» **TASK INSTRUCTIONS**: Copy all the material below, exactly as it stands.

Records from a dataset
■ ■ ■ ■ ■ ■ ■
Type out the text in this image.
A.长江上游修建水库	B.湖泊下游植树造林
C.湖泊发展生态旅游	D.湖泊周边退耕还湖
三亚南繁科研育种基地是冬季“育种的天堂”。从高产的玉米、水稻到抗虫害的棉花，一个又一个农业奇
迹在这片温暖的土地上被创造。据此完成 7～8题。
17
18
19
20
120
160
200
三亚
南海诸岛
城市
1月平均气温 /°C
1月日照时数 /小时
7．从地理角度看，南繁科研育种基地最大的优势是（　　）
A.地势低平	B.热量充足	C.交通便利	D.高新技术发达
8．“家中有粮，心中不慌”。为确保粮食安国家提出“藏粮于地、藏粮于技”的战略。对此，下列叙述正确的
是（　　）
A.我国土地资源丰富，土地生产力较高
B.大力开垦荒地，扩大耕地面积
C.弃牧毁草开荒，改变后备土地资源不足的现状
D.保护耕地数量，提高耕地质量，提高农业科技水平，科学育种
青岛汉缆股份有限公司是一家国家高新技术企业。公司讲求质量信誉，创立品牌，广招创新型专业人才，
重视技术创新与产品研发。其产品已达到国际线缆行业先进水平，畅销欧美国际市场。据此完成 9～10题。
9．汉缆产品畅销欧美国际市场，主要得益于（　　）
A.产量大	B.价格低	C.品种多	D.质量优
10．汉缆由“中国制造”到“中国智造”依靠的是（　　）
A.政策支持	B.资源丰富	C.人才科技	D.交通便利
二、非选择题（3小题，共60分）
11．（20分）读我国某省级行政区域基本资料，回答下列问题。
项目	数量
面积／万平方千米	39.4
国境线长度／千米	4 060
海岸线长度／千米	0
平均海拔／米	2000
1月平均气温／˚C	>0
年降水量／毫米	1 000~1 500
■ ■ ■ ■ ■ ■ ■
» **OUTPUT OF THE EXERCISE**:
Type out the text in this image.
A.长江上游修建水库	B.湖泊下游植树造林
C.湖泊发展生态旅游	D.湖泊周边退耕还湖
三亚南繁科研育种基地是冬季“育种的天堂”。从高产的玉米、水稻到抗虫害的棉花，一个又一个农业奇
迹在这片温暖的土地上被创造。据此完成 7～8题。
17
18
19
20
120
160
200
三亚
南海诸岛
城市
1月平均气温 /°C
1月日照时数 /小时
7．从地理角度看，南繁科研育种基地最大的优势是（　　）
A.地势低平	B.热量充足	C.交通便利	D.高新技术发达
8．“家中有粮，心中不慌”。为确保粮食安国家提出“藏粮于地、藏粮于技”的战略。对此，下列叙述正确的
是（　　）
A.我国土地资源丰富，土地生产力较高
B.大力开垦荒地，扩大耕地面积
C.弃牧毁草开荒，改变后备土地资源不足的现状
D.保护耕地数量，提高耕地质量，提高农业科技水平，科学育种
青岛汉缆股份有限公司是一家国家高新技术企业。公司讲求质量信誉，创立品牌，广招创新型专业人才，
重视技术创新与产品研发。其产品已达到国际线缆行业先进水平，畅销欧美国际市场。据此完成 9～10题。
9．汉缆产品畅销欧美国际市场，主要得益于（　　）
A.产量大	B.价格低	C.品种多	D.质量优
10．汉缆由“中国制造”到“中国智造”依靠的是（　　）
A.政策支持	B.资源丰富	C.人才科技	D.交通便利
二、非选择题（3小题，共60分）
11．（20分）读我国某省级行政区域基本资料，回答下列问题。
项目	数量
面积／万平方千米	39.4
国境线长度／千米	4 060
海岸线长度／千米	0
平均海拔／米	2000
1月平均气温／˚C	>0
年降水量／毫米	1 000~1 500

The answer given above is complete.